* _YOUR GOAL_:
Find the word "Apuestas" in the data. Return every line where it appears.

* _DATASET EXCERPTS_:
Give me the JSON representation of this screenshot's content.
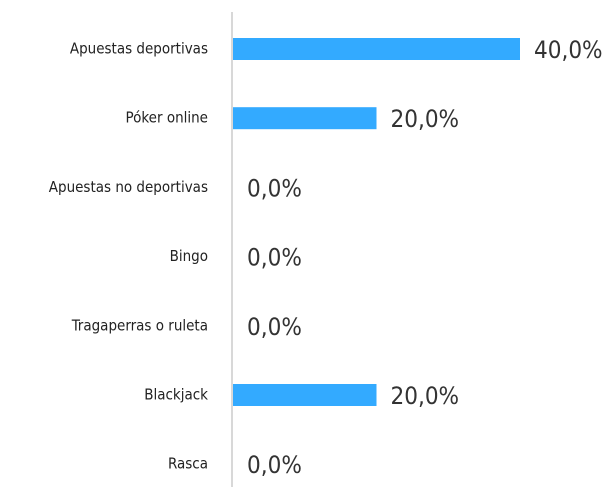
{
  "chart_data": {
    "type": "bar",
    "orientation": "horizontal",
    "categories": [
      "Apuestas deportivas",
      "Póker online",
      "Apuestas no deportivas",
      "Bingo",
      "Tragaperras o ruleta",
      "Blackjack",
      "Rasca"
    ],
    "values": [
      40,
      20,
      0,
      0,
      0,
      20,
      0
    ],
    "value_labels": [
      "40,0%",
      "20,0%",
      "0,0%",
      "0,0%",
      "0,0%",
      "20,0%",
      "0,0%"
    ],
    "color": "#33aaff"
  }
}
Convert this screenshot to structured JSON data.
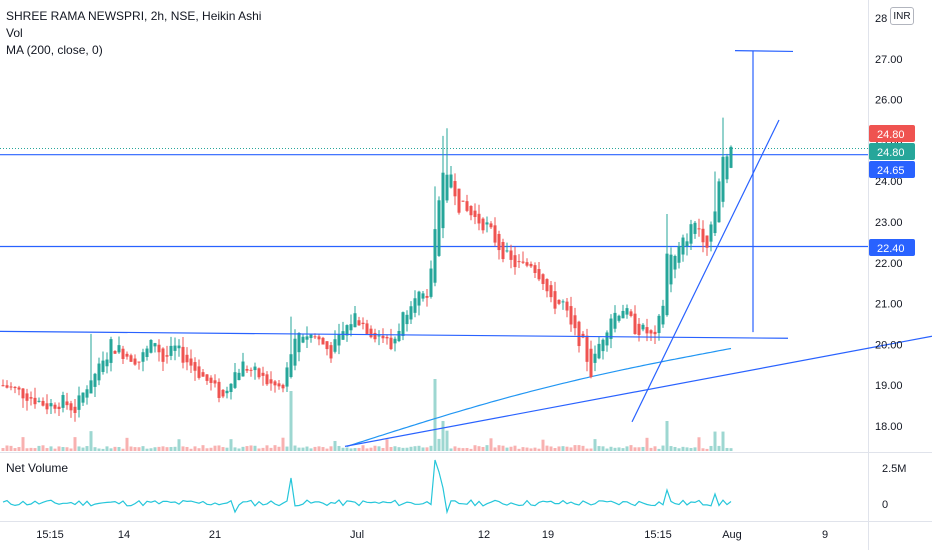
{
  "legend": {
    "title": "SHREE RAMA NEWSPRI, 2h, NSE, Heikin Ashi",
    "vol": "Vol",
    "ma": "MA (200, close, 0)"
  },
  "currency_button": "INR",
  "net_volume_label": "Net Volume",
  "colors": {
    "up": "#26a69a",
    "down": "#ef5350",
    "drawing": "#2962ff",
    "ma": "#2196f3",
    "net_volume": "#26c6da",
    "badge_red": "#ef5350",
    "badge_teal": "#26a69a",
    "badge_blue": "#2962ff"
  },
  "chart_data": [
    {
      "type": "candlestick",
      "title": "",
      "y_axis_ticks": [
        "18.00",
        "19.00",
        "20.00",
        "21.00",
        "22.00",
        "23.00",
        "24.00",
        "25.00",
        "26.00",
        "27.00",
        "28"
      ],
      "x_axis_ticks": [
        "15:15",
        "14",
        "21",
        "Jul",
        "12",
        "19",
        "15:15",
        "Aug",
        "9"
      ],
      "price_badges": [
        {
          "label": "24.80",
          "value": 24.8,
          "color": "#ef5350"
        },
        {
          "label": "24.80",
          "value": 24.8,
          "color": "#26a69a"
        },
        {
          "label": "24.65",
          "value": 24.65,
          "color": "#2962ff"
        },
        {
          "label": "22.40",
          "value": 22.4,
          "color": "#2962ff"
        }
      ],
      "horizontal_lines": [
        24.65,
        22.4
      ],
      "dotted_last_price": 24.8,
      "ohlc_close_path": [
        {
          "i": 0,
          "close": 19.0
        },
        {
          "i": 6,
          "close": 18.75
        },
        {
          "i": 11,
          "close": 18.5
        },
        {
          "i": 15,
          "close": 18.6
        },
        {
          "i": 18,
          "close": 18.4
        },
        {
          "i": 22,
          "close": 19.2
        },
        {
          "i": 25,
          "close": 19.5
        },
        {
          "i": 27,
          "close": 20.0
        },
        {
          "i": 30,
          "close": 19.8
        },
        {
          "i": 34,
          "close": 19.6
        },
        {
          "i": 38,
          "close": 20.1
        },
        {
          "i": 40,
          "close": 19.6
        },
        {
          "i": 43,
          "close": 19.9
        },
        {
          "i": 48,
          "close": 19.4
        },
        {
          "i": 52,
          "close": 19.0
        },
        {
          "i": 55,
          "close": 18.7
        },
        {
          "i": 57,
          "close": 19.2
        },
        {
          "i": 60,
          "close": 19.5
        },
        {
          "i": 63,
          "close": 19.3
        },
        {
          "i": 67,
          "close": 19.0
        },
        {
          "i": 70,
          "close": 18.9
        },
        {
          "i": 72,
          "close": 19.8
        },
        {
          "i": 74,
          "close": 20.3
        },
        {
          "i": 78,
          "close": 20.2
        },
        {
          "i": 82,
          "close": 19.8
        },
        {
          "i": 85,
          "close": 20.3
        },
        {
          "i": 88,
          "close": 20.7
        },
        {
          "i": 92,
          "close": 20.3
        },
        {
          "i": 95,
          "close": 20.2
        },
        {
          "i": 97,
          "close": 19.9
        },
        {
          "i": 100,
          "close": 20.7
        },
        {
          "i": 103,
          "close": 21.3
        },
        {
          "i": 106,
          "close": 21.0
        },
        {
          "i": 108,
          "close": 22.8
        },
        {
          "i": 110,
          "close": 24.3
        },
        {
          "i": 112,
          "close": 24.2
        },
        {
          "i": 114,
          "close": 23.4
        },
        {
          "i": 118,
          "close": 23.1
        },
        {
          "i": 121,
          "close": 22.9
        },
        {
          "i": 124,
          "close": 22.4
        },
        {
          "i": 127,
          "close": 22.0
        },
        {
          "i": 130,
          "close": 21.9
        },
        {
          "i": 132,
          "close": 22.0
        },
        {
          "i": 135,
          "close": 21.6
        },
        {
          "i": 137,
          "close": 21.0
        },
        {
          "i": 140,
          "close": 21.0
        },
        {
          "i": 142,
          "close": 20.4
        },
        {
          "i": 145,
          "close": 20.0
        },
        {
          "i": 147,
          "close": 19.3
        },
        {
          "i": 149,
          "close": 20.0
        },
        {
          "i": 152,
          "close": 20.7
        },
        {
          "i": 155,
          "close": 20.9
        },
        {
          "i": 158,
          "close": 20.4
        },
        {
          "i": 161,
          "close": 20.3
        },
        {
          "i": 163,
          "close": 20.1
        },
        {
          "i": 165,
          "close": 21.0
        },
        {
          "i": 166,
          "close": 22.2
        },
        {
          "i": 168,
          "close": 22.1
        },
        {
          "i": 170,
          "close": 22.5
        },
        {
          "i": 173,
          "close": 23.0
        },
        {
          "i": 176,
          "close": 22.5
        },
        {
          "i": 178,
          "close": 23.4
        },
        {
          "i": 180,
          "close": 24.6
        },
        {
          "i": 182,
          "close": 24.8
        }
      ]
    },
    {
      "type": "line",
      "title": "",
      "y_axis_ticks": [
        "2.5M",
        "0"
      ]
    }
  ]
}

* _SOLUTION BELOW_:
      "Apuestas deportivas",
      "Apuestas no deportivas",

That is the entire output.